**TASK INSTRUCTIONS:** Restate the complete material exactly.

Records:
— start —

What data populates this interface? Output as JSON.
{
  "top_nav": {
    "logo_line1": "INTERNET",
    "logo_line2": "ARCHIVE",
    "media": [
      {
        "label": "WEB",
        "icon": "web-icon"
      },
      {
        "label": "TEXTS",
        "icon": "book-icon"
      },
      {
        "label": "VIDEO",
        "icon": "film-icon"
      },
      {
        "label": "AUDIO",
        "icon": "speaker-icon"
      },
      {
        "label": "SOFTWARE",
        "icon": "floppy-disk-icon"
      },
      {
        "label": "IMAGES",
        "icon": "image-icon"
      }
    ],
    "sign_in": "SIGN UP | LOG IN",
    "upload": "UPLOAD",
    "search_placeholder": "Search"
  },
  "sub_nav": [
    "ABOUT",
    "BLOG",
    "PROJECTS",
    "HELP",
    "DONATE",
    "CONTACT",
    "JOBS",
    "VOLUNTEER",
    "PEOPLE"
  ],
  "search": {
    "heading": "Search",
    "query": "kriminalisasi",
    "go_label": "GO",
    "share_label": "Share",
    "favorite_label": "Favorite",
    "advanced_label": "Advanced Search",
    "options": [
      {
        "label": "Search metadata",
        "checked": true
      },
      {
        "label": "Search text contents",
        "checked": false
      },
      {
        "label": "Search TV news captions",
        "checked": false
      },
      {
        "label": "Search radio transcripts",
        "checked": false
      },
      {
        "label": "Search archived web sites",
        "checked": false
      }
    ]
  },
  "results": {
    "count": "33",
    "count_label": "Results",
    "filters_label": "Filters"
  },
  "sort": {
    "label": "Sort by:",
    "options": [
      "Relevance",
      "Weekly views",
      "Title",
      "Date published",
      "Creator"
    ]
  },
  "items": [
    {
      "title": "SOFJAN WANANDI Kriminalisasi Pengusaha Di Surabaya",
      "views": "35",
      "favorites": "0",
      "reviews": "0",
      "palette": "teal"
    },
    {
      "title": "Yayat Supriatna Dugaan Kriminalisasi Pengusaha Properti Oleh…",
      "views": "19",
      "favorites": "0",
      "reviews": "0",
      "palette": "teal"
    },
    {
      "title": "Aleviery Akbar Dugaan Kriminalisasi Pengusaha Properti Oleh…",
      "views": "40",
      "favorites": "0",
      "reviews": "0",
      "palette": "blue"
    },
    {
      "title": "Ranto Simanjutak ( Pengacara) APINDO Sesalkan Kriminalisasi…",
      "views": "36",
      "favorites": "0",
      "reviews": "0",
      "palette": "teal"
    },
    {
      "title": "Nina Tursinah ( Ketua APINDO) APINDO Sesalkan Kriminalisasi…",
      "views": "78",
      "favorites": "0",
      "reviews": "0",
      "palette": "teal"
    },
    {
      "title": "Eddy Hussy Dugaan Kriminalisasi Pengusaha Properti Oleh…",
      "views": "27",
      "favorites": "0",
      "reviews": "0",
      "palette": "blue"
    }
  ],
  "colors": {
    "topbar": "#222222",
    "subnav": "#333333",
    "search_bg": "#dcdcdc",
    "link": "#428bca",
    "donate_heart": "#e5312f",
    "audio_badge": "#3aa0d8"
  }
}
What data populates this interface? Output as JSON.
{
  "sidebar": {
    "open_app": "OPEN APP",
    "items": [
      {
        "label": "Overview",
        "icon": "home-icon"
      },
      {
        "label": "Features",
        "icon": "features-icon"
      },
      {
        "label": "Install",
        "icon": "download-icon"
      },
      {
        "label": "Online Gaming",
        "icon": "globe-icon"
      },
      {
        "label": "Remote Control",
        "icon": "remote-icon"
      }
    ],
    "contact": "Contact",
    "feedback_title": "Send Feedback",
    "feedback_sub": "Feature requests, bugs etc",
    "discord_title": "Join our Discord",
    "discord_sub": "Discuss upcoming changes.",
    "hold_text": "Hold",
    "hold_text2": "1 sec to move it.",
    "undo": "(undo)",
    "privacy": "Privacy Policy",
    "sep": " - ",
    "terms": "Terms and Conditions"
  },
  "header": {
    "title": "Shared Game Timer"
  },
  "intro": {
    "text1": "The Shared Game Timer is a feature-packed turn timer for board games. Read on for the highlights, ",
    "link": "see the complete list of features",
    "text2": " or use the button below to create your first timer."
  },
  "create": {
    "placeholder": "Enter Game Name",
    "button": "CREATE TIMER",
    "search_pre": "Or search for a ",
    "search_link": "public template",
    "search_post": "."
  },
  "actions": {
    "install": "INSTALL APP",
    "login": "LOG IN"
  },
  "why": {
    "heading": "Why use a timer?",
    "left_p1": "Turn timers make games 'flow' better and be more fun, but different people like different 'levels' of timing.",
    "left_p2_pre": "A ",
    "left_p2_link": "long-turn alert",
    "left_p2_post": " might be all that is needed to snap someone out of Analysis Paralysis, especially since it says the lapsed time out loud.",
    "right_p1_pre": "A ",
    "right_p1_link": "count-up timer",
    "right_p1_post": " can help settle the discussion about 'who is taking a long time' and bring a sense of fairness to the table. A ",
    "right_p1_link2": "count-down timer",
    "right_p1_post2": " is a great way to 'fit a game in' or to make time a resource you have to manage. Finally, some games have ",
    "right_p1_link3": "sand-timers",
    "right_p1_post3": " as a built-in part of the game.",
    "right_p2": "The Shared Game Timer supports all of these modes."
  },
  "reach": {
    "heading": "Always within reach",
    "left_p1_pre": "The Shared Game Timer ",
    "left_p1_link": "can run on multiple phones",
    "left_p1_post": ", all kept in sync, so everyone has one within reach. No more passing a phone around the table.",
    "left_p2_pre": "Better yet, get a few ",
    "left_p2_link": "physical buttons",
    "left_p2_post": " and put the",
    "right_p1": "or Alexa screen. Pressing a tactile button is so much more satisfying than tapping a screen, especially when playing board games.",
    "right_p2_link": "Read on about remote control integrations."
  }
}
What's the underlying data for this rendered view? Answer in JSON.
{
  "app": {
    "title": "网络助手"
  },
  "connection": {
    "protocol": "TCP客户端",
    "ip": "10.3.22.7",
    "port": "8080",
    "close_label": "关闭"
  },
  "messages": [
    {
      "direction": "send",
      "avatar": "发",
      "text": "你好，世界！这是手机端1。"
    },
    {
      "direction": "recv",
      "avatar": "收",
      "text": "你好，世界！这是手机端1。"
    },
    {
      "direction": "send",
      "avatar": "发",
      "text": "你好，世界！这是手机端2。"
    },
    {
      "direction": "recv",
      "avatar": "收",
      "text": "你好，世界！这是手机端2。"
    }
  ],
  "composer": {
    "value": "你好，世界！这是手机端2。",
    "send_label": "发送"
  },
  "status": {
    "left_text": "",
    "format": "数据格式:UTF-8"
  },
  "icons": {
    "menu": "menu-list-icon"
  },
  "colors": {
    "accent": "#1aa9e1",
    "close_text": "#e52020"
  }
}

— end —

**THE REPLY:**
What data populates this interface? Output as JSON.
{
  "top_nav": {
    "logo_line1": "INTERNET",
    "logo_line2": "ARCHIVE",
    "media": [
      {
        "label": "WEB",
        "icon": "web-icon"
      },
      {
        "label": "TEXTS",
        "icon": "book-icon"
      },
      {
        "label": "VIDEO",
        "icon": "film-icon"
      },
      {
        "label": "AUDIO",
        "icon": "speaker-icon"
      },
      {
        "label": "SOFTWARE",
        "icon": "floppy-disk-icon"
      },
      {
        "label": "IMAGES",
        "icon": "image-icon"
      }
    ],
    "sign_in": "SIGN UP | LOG IN",
    "upload": "UPLOAD",
    "search_placeholder": "Search"
  },
  "sub_nav": [
    "ABOUT",
    "BLOG",
    "PROJECTS",
    "HELP",
    "DONATE",
    "CONTACT",
    "JOBS",
    "VOLUNTEER",
    "PEOPLE"
  ],
  "search": {
    "heading": "Search",
    "query": "kriminalisasi",
    "go_label": "GO",
    "share_label": "Share",
    "favorite_label": "Favorite",
    "advanced_label": "Advanced Search",
    "options": [
      {
        "label": "Search metadata",
        "checked": true
      },
      {
        "label": "Search text contents",
        "checked": false
      },
      {
        "label": "Search TV news captions",
        "checked": false
      },
      {
        "label": "Search radio transcripts",
        "checked": false
      },
      {
        "label": "Search archived web sites",
        "checked": false
      }
    ]
  },
  "results": {
    "count": "33",
    "count_label": "Results",
    "filters_label": "Filters"
  },
  "sort": {
    "label": "Sort by:",
    "options": [
      "Relevance",
      "Weekly views",
      "Title",
      "Date published",
      "Creator"
    ]
  },
  "items": [
    {
      "title": "SOFJAN WANANDI Kriminalisasi Pengusaha Di Surabaya",
      "views": "35",
      "favorites": "0",
      "reviews": "0",
      "palette": "teal"
    },
    {
      "title": "Yayat Supriatna Dugaan Kriminalisasi Pengusaha Properti Oleh…",
      "views": "19",
      "favorites": "0",
      "reviews": "0",
      "palette": "teal"
    },
    {
      "title": "Aleviery Akbar Dugaan Kriminalisasi Pengusaha Properti Oleh…",
      "views": "40",
      "favorites": "0",
      "reviews": "0",
      "palette": "blue"
    },
    {
      "title": "Ranto Simanjutak ( Pengacara) APINDO Sesalkan Kriminalisasi…",
      "views": "36",
      "favorites": "0",
      "reviews": "0",
      "palette": "teal"
    },
    {
      "title": "Nina Tursinah ( Ketua APINDO) APINDO Sesalkan Kriminalisasi…",
      "views": "78",
      "favorites": "0",
      "reviews": "0",
      "palette": "teal"
    },
    {
      "title": "Eddy Hussy Dugaan Kriminalisasi Pengusaha Properti Oleh…",
      "views": "27",
      "favorites": "0",
      "reviews": "0",
      "palette": "blue"
    }
  ],
  "colors": {
    "topbar": "#222222",
    "subnav": "#333333",
    "search_bg": "#dcdcdc",
    "link": "#428bca",
    "donate_heart": "#e5312f",
    "audio_badge": "#3aa0d8"
  }
}
What data populates this interface? Output as JSON.
{
  "sidebar": {
    "open_app": "OPEN APP",
    "items": [
      {
        "label": "Overview",
        "icon": "home-icon"
      },
      {
        "label": "Features",
        "icon": "features-icon"
      },
      {
        "label": "Install",
        "icon": "download-icon"
      },
      {
        "label": "Online Gaming",
        "icon": "globe-icon"
      },
      {
        "label": "Remote Control",
        "icon": "remote-icon"
      }
    ],
    "contact": "Contact",
    "feedback_title": "Send Feedback",
    "feedback_sub": "Feature requests, bugs etc",
    "discord_title": "Join our Discord",
    "discord_sub": "Discuss upcoming changes.",
    "hold_text": "Hold",
    "hold_text2": "1 sec to move it.",
    "undo": "(undo)",
    "privacy": "Privacy Policy",
    "sep": " - ",
    "terms": "Terms and Conditions"
  },
  "header": {
    "title": "Shared Game Timer"
  },
  "intro": {
    "text1": "The Shared Game Timer is a feature-packed turn timer for board games. Read on for the highlights, ",
    "link": "see the complete list of features",
    "text2": " or use the button below to create your first timer."
  },
  "create": {
    "placeholder": "Enter Game Name",
    "button": "CREATE TIMER",
    "search_pre": "Or search for a ",
    "search_link": "public template",
    "search_post": "."
  },
  "actions": {
    "install": "INSTALL APP",
    "login": "LOG IN"
  },
  "why": {
    "heading": "Why use a timer?",
    "left_p1": "Turn timers make games 'flow' better and be more fun, but different people like different 'levels' of timing.",
    "left_p2_pre": "A ",
    "left_p2_link": "long-turn alert",
    "left_p2_post": " might be all that is needed to snap someone out of Analysis Paralysis, especially since it says the lapsed time out loud.",
    "right_p1_pre": "A ",
    "right_p1_link": "count-up timer",
    "right_p1_post": " can help settle the discussion about 'who is taking a long time' and bring a sense of fairness to the table. A ",
    "right_p1_link2": "count-down timer",
    "right_p1_post2": " is a great way to 'fit a game in' or to make time a resource you have to manage. Finally, some games have ",
    "right_p1_link3": "sand-timers",
    "right_p1_post3": " as a built-in part of the game.",
    "right_p2": "The Shared Game Timer supports all of these modes."
  },
  "reach": {
    "heading": "Always within reach",
    "left_p1_pre": "The Shared Game Timer ",
    "left_p1_link": "can run on multiple phones",
    "left_p1_post": ", all kept in sync, so everyone has one within reach. No more passing a phone around the table.",
    "left_p2_pre": "Better yet, get a few ",
    "left_p2_link": "physical buttons",
    "left_p2_post": " and put the",
    "right_p1": "or Alexa screen. Pressing a tactile button is so much more satisfying than tapping a screen, especially when playing board games.",
    "right_p2_link": "Read on about remote control integrations."
  }
}
What's the underlying data for this rendered view? Answer in JSON.
{
  "app": {
    "title": "网络助手"
  },
  "connection": {
    "protocol": "TCP客户端",
    "ip": "10.3.22.7",
    "port": "8080",
    "close_label": "关闭"
  },
  "messages": [
    {
      "direction": "send",
      "avatar": "发",
      "text": "你好，世界！这是手机端1。"
    },
    {
      "direction": "recv",
      "avatar": "收",
      "text": "你好，世界！这是手机端1。"
    },
    {
      "direction": "send",
      "avatar": "发",
      "text": "你好，世界！这是手机端2。"
    },
    {
      "direction": "recv",
      "avatar": "收",
      "text": "你好，世界！这是手机端2。"
    }
  ],
  "composer": {
    "value": "你好，世界！这是手机端2。",
    "send_label": "发送"
  },
  "status": {
    "left_text": "",
    "format": "数据格式:UTF-8"
  },
  "icons": {
    "menu": "menu-list-icon"
  },
  "colors": {
    "accent": "#1aa9e1",
    "close_text": "#e52020"
  }
}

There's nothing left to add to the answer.